PROBLEM » Write the next part of the article below about the artworks government ministers choose for their offices, starting after its final sentence.
START PASSAGE TO READ
Consequently, Oliver Cromwell has acquired a new radical cool, and is the hot pin-up of both Frank Dobson and John Prescott - a fact which alarms Conservative Peter Lilley, who considers that Cromwell's famous loathing of Parliaments sets "a dangerous precedent". His own favourite image is an imperious photograph of Charles De Gaulle, a man not, it must be said, noted for his liberal policies.

Abstract images are therefore perhaps more useful to a regime that has placed so much emphasise upon the modern. Since the election, many ministers have been anxious to toe the party line initiated by their leader and exchange what is perceived to have been "Tory taste" - paintings of fox- hunting and hare-coursing, rolling landscapes, societies' grandees - for "modern" works. Armed with a purchasing grant of pounds 100,000 per annum, the director of the GAC has been busy building up the collection's range of contemporary art. Her purchases include work by artists Jake and Dinos Chapman, who are otherwise famous for producing mannequins of sexually mutated children.

Gordon Brown, as one would expect, sails against the preferring wind of change in his own window selection for No 11 Downing Street. Characterised by a taste for gentle Impressionistic landscapes of the French Riviera, Brown's artistic preferences are a far cry form the hard-edge contemporary chic loudly espoused by his boss next door. Feminists maybe upset to learn that he is believed to have returned a stunning portrait of Ada, Countess Lovelace - regarded by many experts as the founder of modern computing, a painting of pecuniary relevance originally destined for the Chancellor of the Exchequer.

But the embarrassment with this country's past which typifies this government's attitude to art has been particularly evident in the Foreign and Commonwealth Office, where Robin Cook's rejection of the magnificent portrait of Jan Bahadur Kunuar Ana in his private office on the grounds that it is "backward looking and ideologically unsound", is, according to Caroline Dakers, Professor of Cultural History at Central St Martin's College of Arts and Design, "A profound misreading of the past, since the work was given by Nepal to cement relationships between our two countries."
END PASSAGE TO READ
START SOURCE DATA
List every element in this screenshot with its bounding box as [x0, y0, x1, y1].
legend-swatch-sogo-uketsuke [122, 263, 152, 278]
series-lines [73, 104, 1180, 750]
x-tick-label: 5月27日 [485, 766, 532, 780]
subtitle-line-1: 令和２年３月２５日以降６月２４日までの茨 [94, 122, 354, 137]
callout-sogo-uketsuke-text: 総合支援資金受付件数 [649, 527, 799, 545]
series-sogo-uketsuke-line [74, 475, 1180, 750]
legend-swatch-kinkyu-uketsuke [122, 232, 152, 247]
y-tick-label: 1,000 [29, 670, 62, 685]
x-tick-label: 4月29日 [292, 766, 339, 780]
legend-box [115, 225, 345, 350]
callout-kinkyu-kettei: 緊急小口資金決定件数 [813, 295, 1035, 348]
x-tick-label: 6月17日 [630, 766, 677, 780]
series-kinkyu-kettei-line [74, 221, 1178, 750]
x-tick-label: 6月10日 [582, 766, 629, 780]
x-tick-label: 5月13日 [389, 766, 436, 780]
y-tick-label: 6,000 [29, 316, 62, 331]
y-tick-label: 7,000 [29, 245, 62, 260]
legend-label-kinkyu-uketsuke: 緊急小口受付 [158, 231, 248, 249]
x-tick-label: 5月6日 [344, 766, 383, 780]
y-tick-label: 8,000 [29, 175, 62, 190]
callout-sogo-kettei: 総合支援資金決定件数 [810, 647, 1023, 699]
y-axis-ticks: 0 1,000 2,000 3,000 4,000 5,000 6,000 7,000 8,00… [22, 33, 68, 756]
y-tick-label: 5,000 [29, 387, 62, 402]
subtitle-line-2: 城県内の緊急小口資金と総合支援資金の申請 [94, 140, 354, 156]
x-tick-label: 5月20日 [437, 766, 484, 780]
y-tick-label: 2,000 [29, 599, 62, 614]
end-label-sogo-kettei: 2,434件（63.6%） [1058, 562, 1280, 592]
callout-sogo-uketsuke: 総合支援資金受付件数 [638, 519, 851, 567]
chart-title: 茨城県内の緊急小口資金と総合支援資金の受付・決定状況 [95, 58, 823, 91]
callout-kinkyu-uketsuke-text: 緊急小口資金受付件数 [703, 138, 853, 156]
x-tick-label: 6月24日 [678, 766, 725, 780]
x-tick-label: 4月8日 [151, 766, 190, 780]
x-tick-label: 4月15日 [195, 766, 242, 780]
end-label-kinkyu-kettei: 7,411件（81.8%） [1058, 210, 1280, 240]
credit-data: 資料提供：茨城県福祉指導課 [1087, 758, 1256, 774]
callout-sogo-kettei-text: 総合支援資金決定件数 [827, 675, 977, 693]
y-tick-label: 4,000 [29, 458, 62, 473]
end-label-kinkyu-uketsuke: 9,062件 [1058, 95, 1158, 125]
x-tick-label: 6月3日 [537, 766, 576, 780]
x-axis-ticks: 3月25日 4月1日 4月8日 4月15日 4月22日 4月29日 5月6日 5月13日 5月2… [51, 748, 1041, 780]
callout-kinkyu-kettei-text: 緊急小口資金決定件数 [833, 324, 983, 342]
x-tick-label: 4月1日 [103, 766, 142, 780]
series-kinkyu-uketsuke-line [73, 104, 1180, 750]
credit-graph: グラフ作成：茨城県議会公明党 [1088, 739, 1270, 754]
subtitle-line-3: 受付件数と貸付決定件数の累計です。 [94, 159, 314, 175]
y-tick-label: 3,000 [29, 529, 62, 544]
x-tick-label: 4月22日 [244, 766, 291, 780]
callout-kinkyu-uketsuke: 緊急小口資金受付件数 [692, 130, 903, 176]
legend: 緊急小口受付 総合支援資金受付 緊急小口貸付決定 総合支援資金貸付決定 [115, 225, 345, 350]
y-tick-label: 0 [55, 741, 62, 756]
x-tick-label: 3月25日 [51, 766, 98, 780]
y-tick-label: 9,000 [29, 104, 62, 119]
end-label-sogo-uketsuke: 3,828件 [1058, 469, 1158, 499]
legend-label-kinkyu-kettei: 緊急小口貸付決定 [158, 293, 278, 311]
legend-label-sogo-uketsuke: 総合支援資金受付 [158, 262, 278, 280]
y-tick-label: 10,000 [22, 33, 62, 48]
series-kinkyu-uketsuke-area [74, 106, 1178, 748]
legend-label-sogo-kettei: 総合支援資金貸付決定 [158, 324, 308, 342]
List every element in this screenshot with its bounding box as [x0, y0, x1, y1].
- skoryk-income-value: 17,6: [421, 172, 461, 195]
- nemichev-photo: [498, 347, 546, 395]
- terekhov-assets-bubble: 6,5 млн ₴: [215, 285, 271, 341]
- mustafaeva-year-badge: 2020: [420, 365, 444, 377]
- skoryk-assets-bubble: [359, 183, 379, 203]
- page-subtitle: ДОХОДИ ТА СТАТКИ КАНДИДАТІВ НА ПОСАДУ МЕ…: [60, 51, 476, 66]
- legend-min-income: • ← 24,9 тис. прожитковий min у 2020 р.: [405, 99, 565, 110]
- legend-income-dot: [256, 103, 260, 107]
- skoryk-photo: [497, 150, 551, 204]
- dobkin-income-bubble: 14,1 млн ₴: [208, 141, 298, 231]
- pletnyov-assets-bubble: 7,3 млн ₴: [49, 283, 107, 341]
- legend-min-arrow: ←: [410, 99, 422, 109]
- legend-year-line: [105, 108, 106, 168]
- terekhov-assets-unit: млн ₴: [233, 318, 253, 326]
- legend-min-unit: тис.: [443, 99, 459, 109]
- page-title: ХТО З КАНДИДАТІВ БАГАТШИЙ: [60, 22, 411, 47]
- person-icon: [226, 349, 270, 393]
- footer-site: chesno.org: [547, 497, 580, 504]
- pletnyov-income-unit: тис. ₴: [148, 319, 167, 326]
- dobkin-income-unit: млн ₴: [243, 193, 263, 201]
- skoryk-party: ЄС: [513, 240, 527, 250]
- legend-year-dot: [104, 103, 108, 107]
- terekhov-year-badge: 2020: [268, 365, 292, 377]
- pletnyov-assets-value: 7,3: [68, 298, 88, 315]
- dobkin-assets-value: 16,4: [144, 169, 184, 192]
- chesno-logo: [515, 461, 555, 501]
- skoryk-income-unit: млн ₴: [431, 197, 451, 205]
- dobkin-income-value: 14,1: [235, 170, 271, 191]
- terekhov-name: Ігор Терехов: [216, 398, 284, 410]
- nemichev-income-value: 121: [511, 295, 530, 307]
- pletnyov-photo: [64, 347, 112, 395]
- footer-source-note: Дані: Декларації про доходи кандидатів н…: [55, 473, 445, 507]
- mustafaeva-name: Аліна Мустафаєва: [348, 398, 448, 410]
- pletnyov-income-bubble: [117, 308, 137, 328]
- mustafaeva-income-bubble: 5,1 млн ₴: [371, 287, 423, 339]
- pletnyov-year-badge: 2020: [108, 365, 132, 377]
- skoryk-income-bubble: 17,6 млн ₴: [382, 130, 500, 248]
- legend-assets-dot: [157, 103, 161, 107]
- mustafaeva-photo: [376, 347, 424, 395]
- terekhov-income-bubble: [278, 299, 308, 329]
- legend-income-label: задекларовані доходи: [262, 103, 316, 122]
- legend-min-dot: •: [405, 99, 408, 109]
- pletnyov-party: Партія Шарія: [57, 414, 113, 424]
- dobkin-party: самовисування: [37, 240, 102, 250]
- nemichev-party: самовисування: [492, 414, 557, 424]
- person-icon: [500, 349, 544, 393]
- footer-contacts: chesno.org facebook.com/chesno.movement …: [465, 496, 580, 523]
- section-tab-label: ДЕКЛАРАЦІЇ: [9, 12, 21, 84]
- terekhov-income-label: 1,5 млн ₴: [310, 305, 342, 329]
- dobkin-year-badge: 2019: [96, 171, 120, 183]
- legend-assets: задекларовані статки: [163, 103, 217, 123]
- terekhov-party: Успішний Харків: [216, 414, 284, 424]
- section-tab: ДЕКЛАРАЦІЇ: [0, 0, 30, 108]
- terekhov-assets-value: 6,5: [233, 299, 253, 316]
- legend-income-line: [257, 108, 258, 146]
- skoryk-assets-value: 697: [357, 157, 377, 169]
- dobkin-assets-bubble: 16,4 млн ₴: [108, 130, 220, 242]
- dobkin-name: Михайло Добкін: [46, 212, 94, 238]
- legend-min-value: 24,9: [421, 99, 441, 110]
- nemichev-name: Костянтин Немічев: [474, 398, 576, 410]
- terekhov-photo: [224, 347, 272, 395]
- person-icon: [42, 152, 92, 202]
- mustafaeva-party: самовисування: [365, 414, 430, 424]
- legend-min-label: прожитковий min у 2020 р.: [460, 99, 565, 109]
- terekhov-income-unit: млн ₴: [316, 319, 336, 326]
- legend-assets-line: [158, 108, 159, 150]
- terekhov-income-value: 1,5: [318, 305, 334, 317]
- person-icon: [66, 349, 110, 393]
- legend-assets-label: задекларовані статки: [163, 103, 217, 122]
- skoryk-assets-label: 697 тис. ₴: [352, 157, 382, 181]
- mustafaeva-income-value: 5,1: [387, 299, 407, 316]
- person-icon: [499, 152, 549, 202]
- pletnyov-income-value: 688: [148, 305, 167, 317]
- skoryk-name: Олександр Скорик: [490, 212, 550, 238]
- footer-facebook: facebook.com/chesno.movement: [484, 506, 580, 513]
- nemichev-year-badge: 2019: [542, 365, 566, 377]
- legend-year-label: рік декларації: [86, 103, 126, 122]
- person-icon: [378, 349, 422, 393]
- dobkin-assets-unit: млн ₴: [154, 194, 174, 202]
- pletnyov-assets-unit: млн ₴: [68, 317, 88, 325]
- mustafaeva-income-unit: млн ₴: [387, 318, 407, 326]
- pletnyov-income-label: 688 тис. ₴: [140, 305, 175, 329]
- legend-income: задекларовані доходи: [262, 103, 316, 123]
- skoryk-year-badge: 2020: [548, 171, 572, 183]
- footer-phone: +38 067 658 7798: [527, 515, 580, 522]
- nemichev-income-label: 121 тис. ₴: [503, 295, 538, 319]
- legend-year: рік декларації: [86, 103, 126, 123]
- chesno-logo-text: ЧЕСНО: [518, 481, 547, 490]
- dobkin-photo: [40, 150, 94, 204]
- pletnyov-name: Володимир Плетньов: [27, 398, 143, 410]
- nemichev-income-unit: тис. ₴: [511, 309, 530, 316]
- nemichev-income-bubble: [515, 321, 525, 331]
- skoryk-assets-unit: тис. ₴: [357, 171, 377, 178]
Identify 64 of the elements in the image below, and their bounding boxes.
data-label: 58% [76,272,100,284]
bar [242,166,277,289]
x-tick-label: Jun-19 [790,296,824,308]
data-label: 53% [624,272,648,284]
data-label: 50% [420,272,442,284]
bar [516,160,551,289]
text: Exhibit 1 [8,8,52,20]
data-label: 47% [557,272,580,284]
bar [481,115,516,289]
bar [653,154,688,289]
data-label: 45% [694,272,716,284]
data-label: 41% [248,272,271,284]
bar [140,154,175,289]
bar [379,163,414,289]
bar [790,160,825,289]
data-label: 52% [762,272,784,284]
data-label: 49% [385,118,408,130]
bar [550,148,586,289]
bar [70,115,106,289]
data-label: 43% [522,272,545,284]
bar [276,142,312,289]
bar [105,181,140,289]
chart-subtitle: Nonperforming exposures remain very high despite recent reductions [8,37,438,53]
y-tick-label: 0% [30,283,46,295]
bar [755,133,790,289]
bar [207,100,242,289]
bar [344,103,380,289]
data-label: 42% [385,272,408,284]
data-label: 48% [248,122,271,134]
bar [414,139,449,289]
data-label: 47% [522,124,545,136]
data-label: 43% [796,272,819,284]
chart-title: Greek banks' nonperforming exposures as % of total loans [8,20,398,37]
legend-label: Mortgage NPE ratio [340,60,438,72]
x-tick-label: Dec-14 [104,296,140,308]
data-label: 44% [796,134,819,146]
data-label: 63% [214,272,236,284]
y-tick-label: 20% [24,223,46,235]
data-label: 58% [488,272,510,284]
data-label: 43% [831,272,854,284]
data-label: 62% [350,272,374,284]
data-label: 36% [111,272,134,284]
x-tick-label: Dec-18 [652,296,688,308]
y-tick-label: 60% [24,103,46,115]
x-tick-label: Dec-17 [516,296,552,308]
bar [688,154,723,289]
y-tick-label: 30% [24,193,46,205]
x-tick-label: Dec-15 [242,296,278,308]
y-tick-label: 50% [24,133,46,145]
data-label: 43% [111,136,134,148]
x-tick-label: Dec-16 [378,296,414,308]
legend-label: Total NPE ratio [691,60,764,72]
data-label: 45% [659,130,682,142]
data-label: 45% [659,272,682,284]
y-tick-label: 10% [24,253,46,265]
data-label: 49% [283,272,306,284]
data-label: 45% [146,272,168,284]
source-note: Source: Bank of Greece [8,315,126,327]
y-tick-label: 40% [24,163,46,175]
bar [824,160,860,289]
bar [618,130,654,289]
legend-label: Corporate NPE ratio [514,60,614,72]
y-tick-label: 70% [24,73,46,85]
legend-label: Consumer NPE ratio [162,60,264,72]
END SOURCE DATA
RESULT OF THE EXERCISE »
Since the painting's removal, Cook has been unable to fill the gap on the wall with anything better than a gilt frame mirror. But perhaps the most revolutionary aspect of this government's attitude to art has been the task given to Mark Fisher, Minister for the Art, to implement a cultural policy throughout the organs of government - something which has been more usually associated with Napoleonic France, Soviet Russia and the United States of the 1960s, during which the CIA famously used Abstract Expressionism as a propaganda tool to project America's vigour to country's around the world. In the film, John Tusa, chairman of the GAC talks of a "real revolution" taking place within government and his fellow committee member Charles Saumerez-Smith, director of the National Portrait Gallery explains that the GAC should follow Government policy.

This policy has filtered through to the British Embassy and high commissions aboard - where the majority of the GAC's works of art are displayed.

Sir David Blatherwick, HM ambassador in Cairo, talks of his keenness to do away with the "greeny browny pictures" and how he would like to "make things more glitzy. Our ballroom cries out for red, white, and blue and then we could put some more British painting on the wall."

But don't blame the stuffed shirts. Look nearer the seat of power, at the policy documents put out by Demos which has the Prime Minister's ear. With its espousal of an official visual culture which does away with scenes of rolling hills and dabbling streams, which prioritises urban chic over rural tradition, we are being sold, "a culture developed out of drizzled olive oil rather than congealed fat", according to Adam Gopnik, Paris correspondent of The New Yorker.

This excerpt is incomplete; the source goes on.